**YOUR TASKS**:
a. According to the discussion on movement intention and motor awareness, why is it commonly assumed that we are conscious of our movements?
b. The quoted abstract in the discussion on movement intention and motor awareness has sentences that begin with "We". Give each of those sentences in full.
c. Write the next part of the discussion on movement intention and motor awareness, following on from its last sentence.

____ PASSAGE FOR REVIEW

A parietal-premotor network for movement intention and motor awareness
''It is commonly assumed that we are conscious of our movements mainly because we can sense ourselves moving as ongoing peripheral information coming from our muscles and retina reaches the brain. Recent evidence, however, suggests that, contrary to common beliefs, conscious intention to move is independent of movement execution per se. We propose that during movement execution it is our initial intentions that we are mainly aware of. Furthermore, the experience of moving as a conscious act is associated with increased activity in a specific brain region: the posterior parietal cortex. We speculate that movement intention and awareness are generated and monitored in this region. We put forward a general framework of the cognitive and neural processes involved in movement intention and motor awareness.''

Which of course you cannot accept because it interferes with your faith in autonomous consciousness and brain as a receiver of consciousness wafting throughout the ether.
 
You have claimed this many times.

Demonstrated it never.

I am not the one making claims like this, your most recent rehash of rubbish in Bilby's thread: ''I don't know about you but my body moves at my command. I "will" my arm to move and it does.'' - Untermesche.

It is a fact.

The question of course is: What is "will"?

Which completely disregards evidence that shows unconscious processing and motor action precedes conscious awareness of intention to move and to act by milliseconds.

All the Libet experiments show is that there is preparation if movement is anticipated. They show nothing else.

What you label "unconscious motor action" may in fact be conscious anticipation.

You simply attach a label to activity you do not understand and pretend you understand it.

It must be pointed out that Libet did not make these conclusions. All he said was that it was an interesting phenomena.

The fact that there is preparation before anticipated movement is expected. And it does not prove anything about the alleged "unconscious".

________
____ GIVEN DATA

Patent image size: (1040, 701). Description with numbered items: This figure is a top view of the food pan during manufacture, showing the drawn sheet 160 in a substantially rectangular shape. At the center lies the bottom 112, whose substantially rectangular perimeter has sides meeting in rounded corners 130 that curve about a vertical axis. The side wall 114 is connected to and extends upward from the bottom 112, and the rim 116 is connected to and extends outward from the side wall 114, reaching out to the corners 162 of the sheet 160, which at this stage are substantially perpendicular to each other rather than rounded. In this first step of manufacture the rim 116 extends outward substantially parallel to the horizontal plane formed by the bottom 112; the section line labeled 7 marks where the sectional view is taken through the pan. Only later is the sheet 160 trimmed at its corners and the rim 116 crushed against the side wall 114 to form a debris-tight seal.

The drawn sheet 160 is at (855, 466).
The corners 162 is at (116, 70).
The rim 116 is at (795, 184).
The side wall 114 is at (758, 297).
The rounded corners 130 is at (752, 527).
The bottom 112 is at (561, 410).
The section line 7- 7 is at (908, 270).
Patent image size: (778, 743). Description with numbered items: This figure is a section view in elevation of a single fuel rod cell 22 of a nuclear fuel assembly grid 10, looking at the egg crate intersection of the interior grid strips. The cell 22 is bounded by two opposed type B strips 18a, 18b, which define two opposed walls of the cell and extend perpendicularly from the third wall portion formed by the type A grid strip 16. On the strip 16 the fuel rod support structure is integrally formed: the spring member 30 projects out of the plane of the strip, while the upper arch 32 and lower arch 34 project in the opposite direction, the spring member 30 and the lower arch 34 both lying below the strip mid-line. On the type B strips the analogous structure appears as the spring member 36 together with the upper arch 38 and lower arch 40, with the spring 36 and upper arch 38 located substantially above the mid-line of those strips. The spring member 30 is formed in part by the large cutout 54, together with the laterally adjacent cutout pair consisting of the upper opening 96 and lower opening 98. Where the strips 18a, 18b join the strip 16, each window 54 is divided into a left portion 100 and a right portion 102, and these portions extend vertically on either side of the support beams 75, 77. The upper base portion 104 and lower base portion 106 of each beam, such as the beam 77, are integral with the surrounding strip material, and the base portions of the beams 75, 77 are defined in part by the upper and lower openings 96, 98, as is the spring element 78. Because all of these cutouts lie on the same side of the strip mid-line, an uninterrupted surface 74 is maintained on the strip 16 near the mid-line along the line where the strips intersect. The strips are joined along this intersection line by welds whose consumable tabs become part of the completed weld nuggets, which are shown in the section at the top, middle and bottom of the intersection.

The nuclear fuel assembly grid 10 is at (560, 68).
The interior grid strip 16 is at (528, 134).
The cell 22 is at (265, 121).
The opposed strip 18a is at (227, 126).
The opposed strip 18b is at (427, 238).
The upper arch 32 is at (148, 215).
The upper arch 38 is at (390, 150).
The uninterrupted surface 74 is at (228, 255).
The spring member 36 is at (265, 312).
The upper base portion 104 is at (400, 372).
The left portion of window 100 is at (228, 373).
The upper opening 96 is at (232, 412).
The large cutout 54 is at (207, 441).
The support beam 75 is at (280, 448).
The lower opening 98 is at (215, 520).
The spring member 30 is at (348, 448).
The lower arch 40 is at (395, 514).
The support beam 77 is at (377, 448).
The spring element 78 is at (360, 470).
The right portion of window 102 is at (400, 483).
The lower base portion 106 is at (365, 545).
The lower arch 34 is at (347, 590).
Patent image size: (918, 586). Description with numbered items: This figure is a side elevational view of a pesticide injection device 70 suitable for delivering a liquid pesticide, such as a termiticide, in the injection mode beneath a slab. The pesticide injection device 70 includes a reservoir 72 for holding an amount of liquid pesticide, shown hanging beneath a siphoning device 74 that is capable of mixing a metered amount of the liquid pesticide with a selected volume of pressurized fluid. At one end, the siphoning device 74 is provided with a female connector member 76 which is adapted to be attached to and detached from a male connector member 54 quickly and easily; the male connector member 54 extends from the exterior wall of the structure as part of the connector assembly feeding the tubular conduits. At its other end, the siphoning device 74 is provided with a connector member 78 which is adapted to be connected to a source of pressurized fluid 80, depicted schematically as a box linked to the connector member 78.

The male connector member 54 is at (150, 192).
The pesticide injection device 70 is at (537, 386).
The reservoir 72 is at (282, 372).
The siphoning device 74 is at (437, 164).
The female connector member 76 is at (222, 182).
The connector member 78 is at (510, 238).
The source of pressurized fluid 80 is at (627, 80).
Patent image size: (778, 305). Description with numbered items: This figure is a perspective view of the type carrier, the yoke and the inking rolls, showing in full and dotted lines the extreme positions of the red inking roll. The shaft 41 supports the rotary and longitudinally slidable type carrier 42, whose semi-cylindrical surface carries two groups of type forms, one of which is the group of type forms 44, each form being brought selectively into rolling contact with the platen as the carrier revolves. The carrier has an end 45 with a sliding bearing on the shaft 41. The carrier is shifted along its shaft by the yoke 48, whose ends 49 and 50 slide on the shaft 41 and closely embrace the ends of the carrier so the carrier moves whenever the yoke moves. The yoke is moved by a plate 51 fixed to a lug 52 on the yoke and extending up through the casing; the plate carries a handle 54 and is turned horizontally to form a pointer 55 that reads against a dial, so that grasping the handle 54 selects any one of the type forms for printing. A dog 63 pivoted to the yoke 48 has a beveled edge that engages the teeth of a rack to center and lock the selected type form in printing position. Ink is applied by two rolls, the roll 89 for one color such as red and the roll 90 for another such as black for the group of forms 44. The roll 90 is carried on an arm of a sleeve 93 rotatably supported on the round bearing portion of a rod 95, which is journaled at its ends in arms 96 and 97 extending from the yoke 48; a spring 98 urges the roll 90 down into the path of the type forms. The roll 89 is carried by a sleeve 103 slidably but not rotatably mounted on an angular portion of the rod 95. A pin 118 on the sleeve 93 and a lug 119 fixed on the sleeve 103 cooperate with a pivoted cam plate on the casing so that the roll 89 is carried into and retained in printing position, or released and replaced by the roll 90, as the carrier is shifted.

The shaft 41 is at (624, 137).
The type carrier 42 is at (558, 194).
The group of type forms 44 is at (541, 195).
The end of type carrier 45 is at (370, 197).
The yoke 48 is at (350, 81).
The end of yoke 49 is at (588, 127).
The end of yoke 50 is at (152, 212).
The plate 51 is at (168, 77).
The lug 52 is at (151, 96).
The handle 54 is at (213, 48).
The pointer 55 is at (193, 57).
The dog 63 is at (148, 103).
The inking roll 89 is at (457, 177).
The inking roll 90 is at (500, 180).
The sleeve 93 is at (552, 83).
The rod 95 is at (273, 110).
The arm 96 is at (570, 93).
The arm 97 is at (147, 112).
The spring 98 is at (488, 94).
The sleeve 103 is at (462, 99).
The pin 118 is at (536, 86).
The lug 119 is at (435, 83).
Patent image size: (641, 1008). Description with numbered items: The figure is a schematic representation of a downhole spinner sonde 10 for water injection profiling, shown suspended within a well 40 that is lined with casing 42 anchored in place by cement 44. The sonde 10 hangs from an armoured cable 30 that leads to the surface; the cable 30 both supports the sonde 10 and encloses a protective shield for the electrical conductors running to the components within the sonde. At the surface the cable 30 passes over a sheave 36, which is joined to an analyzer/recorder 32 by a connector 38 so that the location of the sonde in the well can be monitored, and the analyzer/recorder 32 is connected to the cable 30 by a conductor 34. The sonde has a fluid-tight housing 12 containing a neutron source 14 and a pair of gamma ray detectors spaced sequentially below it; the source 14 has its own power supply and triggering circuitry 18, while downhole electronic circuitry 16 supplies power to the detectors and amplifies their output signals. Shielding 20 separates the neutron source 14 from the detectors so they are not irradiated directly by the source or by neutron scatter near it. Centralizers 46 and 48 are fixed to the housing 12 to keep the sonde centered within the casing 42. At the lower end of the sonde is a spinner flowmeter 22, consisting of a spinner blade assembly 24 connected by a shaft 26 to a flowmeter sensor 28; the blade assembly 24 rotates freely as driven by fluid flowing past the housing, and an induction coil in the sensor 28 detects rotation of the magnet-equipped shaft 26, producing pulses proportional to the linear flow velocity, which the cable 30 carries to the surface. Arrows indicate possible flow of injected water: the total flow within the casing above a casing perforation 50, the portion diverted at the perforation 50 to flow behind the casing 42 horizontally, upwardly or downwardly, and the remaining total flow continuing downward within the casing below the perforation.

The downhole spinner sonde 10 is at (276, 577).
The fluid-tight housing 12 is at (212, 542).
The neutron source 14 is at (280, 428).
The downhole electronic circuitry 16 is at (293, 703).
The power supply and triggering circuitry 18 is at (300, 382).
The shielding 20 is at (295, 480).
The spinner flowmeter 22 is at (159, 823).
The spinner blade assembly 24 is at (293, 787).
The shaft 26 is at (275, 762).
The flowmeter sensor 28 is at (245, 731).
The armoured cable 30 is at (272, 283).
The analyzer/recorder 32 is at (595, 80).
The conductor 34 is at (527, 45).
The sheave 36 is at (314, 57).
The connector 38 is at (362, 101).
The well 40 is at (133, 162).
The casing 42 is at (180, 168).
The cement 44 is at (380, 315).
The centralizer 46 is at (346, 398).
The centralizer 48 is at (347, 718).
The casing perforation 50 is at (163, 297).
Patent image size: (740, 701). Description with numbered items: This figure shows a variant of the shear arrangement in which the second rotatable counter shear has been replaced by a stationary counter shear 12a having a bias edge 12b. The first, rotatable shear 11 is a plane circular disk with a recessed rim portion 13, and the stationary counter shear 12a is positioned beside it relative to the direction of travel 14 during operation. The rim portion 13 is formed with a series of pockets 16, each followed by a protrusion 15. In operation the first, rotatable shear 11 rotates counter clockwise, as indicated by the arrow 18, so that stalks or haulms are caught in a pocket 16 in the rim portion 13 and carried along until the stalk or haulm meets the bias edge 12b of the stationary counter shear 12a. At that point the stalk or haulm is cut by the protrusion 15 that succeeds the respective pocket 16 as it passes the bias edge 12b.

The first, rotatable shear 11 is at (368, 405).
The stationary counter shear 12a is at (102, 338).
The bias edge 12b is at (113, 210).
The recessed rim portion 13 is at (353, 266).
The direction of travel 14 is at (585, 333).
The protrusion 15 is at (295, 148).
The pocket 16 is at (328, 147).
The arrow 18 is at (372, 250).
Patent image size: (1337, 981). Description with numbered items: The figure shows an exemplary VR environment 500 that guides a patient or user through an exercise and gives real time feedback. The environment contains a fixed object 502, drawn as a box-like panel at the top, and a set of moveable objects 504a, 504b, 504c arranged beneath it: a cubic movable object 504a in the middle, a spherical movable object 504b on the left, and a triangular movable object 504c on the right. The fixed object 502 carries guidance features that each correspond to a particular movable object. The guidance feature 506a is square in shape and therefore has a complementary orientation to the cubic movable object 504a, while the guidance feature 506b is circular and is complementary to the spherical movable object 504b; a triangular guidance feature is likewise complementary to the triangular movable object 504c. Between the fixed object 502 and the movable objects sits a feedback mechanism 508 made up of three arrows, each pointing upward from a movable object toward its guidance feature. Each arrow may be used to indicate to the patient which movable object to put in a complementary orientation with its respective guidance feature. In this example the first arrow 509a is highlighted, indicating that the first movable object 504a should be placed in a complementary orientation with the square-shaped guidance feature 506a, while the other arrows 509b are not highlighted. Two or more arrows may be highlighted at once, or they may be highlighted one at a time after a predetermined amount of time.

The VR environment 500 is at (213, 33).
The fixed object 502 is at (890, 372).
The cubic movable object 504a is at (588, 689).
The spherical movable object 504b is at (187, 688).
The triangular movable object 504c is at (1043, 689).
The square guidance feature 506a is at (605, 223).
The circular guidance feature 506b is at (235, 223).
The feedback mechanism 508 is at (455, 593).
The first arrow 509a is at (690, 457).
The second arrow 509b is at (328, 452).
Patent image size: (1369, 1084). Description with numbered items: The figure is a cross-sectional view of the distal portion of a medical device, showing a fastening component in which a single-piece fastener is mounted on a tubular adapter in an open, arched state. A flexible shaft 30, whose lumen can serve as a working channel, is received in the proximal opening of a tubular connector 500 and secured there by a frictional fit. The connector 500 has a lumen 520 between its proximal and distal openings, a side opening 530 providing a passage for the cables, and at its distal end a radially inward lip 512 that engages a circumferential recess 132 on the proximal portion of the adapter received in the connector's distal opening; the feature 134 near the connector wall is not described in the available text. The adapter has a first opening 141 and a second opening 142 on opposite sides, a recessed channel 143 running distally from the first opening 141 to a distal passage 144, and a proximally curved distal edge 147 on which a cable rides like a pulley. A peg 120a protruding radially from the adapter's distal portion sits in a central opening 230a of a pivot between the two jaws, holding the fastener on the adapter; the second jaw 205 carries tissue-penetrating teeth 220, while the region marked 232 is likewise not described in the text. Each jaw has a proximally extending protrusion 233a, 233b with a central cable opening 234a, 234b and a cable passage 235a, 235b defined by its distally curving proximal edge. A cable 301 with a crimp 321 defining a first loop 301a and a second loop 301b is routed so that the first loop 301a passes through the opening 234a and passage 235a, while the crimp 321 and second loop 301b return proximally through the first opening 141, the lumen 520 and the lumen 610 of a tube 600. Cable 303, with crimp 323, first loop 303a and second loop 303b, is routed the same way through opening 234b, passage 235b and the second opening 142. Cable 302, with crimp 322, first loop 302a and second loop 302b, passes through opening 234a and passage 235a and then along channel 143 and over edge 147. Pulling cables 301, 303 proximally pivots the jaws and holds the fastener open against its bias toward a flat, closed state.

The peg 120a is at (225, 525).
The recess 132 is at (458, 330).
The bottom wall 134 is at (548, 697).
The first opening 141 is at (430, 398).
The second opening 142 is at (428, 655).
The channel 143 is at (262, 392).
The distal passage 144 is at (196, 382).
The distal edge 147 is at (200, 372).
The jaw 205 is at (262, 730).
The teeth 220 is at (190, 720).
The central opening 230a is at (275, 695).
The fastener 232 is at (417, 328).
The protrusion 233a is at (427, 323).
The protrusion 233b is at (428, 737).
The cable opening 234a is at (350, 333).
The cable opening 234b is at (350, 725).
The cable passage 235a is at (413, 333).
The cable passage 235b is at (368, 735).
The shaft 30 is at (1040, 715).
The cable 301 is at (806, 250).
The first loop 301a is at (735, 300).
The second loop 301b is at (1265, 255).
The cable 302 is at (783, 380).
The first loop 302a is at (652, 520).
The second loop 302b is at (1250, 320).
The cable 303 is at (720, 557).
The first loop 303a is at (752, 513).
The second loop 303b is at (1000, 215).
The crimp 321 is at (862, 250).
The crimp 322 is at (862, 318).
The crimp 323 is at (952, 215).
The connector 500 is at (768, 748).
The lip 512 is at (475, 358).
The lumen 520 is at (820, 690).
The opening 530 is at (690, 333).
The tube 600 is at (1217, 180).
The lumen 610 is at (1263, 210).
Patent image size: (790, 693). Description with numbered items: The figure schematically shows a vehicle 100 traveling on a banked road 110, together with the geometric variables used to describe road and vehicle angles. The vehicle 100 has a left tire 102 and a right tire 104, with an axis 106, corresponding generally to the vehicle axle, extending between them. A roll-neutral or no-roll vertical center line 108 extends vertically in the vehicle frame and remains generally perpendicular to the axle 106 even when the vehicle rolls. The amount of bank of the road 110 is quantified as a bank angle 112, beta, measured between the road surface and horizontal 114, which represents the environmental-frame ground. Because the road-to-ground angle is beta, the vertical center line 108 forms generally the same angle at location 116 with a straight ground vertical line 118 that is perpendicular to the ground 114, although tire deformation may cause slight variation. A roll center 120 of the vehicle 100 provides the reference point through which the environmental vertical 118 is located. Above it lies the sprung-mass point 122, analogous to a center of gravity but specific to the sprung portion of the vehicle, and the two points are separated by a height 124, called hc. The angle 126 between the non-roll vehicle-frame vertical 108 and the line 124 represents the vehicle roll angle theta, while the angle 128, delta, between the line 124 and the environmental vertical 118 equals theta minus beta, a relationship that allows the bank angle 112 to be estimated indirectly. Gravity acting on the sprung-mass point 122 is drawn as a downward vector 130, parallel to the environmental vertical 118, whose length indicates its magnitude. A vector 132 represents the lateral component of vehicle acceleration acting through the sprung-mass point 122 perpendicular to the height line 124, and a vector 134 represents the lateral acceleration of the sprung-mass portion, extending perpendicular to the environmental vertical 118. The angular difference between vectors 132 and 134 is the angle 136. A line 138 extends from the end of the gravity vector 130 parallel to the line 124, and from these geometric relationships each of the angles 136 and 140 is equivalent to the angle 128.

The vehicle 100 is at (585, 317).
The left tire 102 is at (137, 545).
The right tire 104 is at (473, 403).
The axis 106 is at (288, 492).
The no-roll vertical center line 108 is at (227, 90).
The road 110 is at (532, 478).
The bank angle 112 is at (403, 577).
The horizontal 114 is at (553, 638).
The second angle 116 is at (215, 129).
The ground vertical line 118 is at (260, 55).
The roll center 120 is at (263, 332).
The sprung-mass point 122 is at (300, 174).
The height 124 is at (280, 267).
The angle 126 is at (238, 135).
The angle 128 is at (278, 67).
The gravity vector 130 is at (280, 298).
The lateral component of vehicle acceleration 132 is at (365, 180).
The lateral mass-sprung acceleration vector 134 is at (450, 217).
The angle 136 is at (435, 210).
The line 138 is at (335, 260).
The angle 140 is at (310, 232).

________

**ANSWERS BY ITEM**:
a. It is commonly assumed because we can sense ourselves moving. Ongoing peripheral information from our muscles and retina reaches the brain.

b.
- We propose that during movement execution it is our initial intentions that we are mainly aware of.
- We speculate that movement intention and awareness are generated and monitored in this region.
- We put forward a general framework of the cognitive and neural processes involved in movement intention and motor awareness.

c.
The brain establishes standards just as does the scientific community. It observers, collates, associates, and correlates relations between receptors such as place, color of stimulus, object, etc. In the case of vision it collects which receptor responds to which place in the object seen, it gathers information about edges to define the object, it categorizes objects based on some sort of classification, it compares things like plants. rivers, mountains, and objects.

In the case of identifying color the brain knows the locations of receptors that are similar to other objects like the one seen and begins to groups them into thing, shape, color, and size groups. Through the use of these tools the brain builds a library of colors that are consistent with what is seen as plants etc.

We don't see color, we see objects of color and we group them together. As we develop language we articulate these comparisons into words such a green grass, green plant, green forest, so when we are shown a pure color on a blank white sheet we respond with green dot on a white sheet unless we are constrained only with the color we see.

So yes the brain actually sees color as the results of processes of sensation, perception, detection, discrimination, and recognition. The end result you talk of is no more than filtering down of what is seen into the required grouping 'color'.

I disagree with most here that quale is a valid category. Receptors and brains are similar and individuals come to understand what is processed in similar ways.